## Provided entries
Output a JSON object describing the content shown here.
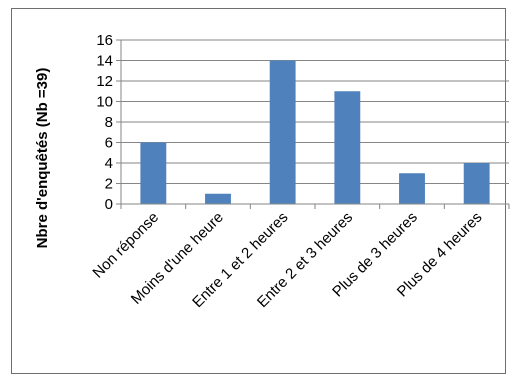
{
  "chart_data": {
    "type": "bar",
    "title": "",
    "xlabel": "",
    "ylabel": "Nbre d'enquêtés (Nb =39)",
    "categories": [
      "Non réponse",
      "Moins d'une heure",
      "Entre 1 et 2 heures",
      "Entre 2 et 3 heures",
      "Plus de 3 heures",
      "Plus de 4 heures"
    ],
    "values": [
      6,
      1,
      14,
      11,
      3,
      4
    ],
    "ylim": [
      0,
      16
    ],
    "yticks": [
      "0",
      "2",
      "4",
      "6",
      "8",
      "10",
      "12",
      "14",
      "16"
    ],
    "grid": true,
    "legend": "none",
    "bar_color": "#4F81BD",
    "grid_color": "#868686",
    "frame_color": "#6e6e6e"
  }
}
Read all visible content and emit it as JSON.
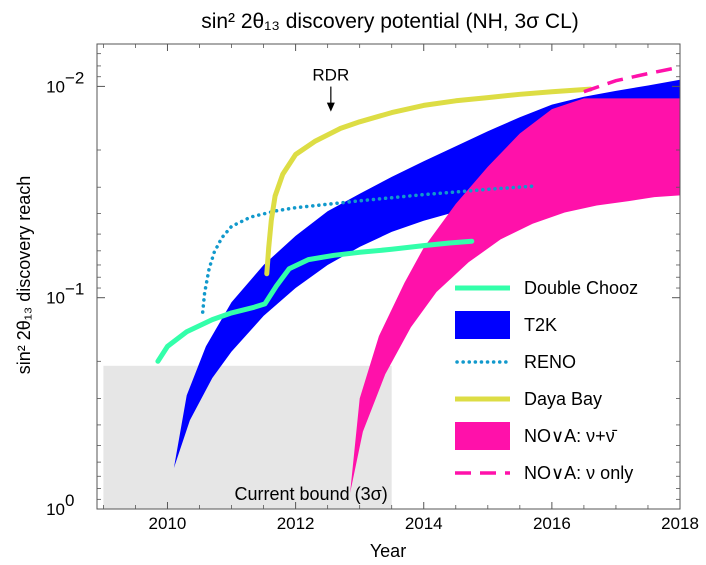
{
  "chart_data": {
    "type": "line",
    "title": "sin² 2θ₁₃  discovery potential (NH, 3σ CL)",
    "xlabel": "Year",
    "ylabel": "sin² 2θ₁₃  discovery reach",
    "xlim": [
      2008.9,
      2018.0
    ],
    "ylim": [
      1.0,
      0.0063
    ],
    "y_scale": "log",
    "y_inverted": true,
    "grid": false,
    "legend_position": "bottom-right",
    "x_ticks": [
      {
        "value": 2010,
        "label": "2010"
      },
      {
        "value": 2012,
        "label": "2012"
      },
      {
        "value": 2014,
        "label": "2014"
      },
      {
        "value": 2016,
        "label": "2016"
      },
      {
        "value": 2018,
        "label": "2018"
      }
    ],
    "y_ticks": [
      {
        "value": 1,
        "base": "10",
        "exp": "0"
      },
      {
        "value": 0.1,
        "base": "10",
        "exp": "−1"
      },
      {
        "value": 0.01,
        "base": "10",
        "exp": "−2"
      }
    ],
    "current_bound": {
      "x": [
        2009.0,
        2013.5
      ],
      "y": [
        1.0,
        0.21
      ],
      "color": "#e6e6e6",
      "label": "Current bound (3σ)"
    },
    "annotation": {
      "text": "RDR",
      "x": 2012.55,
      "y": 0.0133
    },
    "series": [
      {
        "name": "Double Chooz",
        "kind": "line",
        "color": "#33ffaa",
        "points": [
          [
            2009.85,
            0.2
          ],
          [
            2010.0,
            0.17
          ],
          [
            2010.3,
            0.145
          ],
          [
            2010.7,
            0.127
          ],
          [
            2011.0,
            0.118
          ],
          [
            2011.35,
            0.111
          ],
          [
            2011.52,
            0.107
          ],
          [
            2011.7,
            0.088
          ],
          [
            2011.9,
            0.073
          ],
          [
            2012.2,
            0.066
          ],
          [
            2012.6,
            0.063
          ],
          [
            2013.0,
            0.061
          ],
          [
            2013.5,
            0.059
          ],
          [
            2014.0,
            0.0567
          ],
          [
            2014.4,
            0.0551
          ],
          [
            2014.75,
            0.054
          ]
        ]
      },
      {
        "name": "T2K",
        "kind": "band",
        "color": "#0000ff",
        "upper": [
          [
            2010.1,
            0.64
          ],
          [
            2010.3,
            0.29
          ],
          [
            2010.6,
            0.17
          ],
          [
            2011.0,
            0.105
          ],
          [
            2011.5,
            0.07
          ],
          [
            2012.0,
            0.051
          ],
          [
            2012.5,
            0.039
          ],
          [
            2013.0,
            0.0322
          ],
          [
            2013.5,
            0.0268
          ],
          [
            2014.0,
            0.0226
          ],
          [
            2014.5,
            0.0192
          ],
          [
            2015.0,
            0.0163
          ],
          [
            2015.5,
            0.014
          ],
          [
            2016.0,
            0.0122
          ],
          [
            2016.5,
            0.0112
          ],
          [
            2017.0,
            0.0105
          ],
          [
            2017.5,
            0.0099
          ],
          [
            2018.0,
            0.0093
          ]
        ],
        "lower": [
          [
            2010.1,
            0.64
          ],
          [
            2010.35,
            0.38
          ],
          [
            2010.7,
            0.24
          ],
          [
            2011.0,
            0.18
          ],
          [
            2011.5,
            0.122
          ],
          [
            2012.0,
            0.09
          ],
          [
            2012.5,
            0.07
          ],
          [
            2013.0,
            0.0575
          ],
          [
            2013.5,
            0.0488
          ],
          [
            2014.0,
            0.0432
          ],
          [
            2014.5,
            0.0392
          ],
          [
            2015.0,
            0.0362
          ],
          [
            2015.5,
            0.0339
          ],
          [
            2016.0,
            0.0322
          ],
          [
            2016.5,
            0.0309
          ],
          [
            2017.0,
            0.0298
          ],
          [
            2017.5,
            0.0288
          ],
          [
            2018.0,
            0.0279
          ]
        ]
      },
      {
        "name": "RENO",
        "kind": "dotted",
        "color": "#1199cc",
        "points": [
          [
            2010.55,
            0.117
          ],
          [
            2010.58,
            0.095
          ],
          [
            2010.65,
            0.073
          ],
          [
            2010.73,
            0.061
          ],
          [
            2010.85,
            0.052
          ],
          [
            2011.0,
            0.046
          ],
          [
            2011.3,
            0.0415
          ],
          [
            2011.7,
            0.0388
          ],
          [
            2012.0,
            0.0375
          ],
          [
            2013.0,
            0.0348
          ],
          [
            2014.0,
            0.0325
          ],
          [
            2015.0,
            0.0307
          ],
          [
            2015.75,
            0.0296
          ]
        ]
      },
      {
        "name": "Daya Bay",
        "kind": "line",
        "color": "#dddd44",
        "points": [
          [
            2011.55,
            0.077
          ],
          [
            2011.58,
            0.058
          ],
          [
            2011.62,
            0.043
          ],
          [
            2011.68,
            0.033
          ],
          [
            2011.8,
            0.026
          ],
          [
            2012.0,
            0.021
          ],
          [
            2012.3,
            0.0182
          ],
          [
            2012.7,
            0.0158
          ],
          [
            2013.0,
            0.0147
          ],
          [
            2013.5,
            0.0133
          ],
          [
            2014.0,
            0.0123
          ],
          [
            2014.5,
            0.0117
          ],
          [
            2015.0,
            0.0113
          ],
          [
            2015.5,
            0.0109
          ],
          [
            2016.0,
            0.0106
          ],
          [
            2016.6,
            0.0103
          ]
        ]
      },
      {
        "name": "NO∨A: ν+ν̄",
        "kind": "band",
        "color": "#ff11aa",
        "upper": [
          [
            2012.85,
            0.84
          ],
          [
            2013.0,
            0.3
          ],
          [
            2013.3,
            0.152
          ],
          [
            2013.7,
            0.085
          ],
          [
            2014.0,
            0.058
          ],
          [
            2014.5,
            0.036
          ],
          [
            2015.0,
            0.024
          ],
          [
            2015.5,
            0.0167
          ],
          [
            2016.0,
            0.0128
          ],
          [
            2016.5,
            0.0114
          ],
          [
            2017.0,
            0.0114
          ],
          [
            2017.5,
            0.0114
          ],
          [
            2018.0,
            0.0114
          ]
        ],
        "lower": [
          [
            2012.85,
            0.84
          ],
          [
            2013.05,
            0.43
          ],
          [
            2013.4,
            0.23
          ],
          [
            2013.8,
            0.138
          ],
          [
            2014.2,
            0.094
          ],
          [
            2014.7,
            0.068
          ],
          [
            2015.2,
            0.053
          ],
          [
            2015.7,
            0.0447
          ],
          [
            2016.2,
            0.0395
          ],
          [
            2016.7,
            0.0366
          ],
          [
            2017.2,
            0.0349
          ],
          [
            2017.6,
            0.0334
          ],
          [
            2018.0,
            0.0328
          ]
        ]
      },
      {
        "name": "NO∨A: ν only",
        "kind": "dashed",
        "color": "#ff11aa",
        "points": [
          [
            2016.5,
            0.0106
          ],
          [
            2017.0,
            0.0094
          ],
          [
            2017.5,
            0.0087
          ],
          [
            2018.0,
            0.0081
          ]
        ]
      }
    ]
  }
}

## Exercise task
From the listing, copy each line containing the word "JSON".

## Answer to the exercise
Output a JSON object describing the content shown here.
Read all visible content and emit it as JSON.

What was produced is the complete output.